What you have to do => Please find all lines in the data that hold the string "Other" and copy them.

Data in this exercise =>
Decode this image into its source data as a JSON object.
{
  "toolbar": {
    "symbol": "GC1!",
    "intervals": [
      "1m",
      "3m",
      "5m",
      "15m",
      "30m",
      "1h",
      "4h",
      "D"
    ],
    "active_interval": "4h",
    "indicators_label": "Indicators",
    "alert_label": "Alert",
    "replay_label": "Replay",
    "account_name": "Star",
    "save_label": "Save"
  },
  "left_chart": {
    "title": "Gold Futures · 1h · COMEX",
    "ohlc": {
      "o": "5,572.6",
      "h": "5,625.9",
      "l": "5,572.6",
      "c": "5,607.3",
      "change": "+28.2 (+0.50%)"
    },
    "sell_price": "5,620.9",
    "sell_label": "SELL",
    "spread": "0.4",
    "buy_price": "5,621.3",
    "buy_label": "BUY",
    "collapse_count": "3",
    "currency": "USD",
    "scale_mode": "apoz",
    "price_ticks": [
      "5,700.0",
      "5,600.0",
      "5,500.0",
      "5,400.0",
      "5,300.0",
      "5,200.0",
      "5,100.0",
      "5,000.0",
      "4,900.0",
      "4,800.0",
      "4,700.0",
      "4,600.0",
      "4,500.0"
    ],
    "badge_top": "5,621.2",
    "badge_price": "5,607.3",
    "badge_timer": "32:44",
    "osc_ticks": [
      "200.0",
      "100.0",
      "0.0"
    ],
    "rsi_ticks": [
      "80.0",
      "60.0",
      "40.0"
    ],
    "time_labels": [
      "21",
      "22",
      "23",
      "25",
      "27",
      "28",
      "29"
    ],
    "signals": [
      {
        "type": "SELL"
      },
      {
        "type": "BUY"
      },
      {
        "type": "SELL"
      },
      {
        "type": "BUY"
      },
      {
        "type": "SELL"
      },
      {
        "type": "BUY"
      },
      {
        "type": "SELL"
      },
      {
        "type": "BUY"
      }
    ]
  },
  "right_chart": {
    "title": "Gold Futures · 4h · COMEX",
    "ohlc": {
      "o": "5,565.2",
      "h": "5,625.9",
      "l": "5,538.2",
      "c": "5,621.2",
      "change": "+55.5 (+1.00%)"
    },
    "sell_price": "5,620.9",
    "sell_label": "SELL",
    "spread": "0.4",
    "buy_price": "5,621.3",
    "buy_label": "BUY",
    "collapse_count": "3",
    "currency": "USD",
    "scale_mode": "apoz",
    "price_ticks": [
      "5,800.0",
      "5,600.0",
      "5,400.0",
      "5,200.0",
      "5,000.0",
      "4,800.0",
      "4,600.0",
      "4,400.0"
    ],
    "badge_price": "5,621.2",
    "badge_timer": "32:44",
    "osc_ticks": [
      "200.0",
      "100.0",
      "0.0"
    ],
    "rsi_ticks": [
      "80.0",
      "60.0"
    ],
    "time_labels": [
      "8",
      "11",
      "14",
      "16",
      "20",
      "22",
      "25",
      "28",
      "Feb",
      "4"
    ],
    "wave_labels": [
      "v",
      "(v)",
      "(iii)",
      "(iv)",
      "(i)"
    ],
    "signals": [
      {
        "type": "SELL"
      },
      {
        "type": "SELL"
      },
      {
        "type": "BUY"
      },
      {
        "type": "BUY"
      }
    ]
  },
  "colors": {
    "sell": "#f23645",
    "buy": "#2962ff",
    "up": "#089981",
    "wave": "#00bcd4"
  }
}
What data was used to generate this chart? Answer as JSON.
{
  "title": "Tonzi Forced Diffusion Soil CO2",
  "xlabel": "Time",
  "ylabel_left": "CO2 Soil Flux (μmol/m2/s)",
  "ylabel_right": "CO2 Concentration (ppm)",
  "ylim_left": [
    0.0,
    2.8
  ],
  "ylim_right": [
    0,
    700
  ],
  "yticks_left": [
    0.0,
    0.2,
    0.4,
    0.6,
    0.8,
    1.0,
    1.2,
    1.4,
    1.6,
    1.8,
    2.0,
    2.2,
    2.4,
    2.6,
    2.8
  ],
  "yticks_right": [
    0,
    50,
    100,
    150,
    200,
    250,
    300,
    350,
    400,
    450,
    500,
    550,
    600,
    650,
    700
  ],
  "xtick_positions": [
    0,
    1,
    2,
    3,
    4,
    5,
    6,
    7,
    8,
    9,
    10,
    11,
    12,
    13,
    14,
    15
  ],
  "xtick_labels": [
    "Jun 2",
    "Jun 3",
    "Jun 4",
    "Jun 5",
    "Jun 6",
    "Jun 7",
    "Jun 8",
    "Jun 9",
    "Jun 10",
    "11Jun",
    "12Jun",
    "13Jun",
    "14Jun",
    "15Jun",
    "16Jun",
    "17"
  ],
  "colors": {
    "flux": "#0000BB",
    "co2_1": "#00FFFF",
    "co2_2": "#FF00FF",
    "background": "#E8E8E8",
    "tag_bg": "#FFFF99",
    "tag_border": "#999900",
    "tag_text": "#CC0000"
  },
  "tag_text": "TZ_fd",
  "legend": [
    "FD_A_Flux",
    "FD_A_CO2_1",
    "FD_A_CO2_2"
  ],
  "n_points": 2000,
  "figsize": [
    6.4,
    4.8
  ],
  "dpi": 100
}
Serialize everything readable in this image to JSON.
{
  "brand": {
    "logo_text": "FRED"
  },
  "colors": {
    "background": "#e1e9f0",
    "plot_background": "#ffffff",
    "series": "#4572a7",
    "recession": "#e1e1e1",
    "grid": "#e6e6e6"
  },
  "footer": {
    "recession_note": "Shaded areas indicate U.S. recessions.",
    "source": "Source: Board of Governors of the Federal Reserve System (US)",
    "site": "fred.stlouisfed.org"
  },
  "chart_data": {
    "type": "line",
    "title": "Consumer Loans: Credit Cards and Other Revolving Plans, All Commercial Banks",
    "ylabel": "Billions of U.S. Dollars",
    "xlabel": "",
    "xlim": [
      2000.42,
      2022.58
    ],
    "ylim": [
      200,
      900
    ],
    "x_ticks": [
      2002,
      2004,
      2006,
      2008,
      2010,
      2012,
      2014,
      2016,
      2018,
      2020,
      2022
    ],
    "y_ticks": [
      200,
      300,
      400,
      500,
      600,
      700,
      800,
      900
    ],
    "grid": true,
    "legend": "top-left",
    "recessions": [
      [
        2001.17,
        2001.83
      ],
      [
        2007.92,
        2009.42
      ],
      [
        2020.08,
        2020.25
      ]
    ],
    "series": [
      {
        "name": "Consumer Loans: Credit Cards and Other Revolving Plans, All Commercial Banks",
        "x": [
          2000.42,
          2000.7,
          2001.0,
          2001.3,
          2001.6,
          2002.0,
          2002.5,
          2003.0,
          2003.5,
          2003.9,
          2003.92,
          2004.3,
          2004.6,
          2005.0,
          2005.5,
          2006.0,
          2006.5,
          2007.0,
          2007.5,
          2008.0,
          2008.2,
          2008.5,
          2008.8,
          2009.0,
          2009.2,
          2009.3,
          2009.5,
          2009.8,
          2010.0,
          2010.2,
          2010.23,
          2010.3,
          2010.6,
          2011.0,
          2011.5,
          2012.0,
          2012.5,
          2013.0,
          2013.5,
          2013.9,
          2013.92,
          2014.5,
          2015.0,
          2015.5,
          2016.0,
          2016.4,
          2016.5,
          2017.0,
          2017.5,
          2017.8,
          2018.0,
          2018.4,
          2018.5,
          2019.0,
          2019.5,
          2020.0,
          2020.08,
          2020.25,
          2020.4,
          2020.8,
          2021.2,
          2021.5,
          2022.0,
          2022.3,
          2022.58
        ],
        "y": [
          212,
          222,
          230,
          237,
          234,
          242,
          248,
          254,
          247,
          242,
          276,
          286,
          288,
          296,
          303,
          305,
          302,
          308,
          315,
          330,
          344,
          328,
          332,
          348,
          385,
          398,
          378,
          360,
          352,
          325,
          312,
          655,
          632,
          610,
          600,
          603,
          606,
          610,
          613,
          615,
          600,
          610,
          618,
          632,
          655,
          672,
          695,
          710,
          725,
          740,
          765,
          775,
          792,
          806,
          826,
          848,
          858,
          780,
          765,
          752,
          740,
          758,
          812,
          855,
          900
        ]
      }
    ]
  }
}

The reply =>
    "title": "Consumer Loans: Credit Cards and Other Revolving Plans, All Commercial Banks",
        "name": "Consumer Loans: Credit Cards and Other Revolving Plans, All Commercial Banks",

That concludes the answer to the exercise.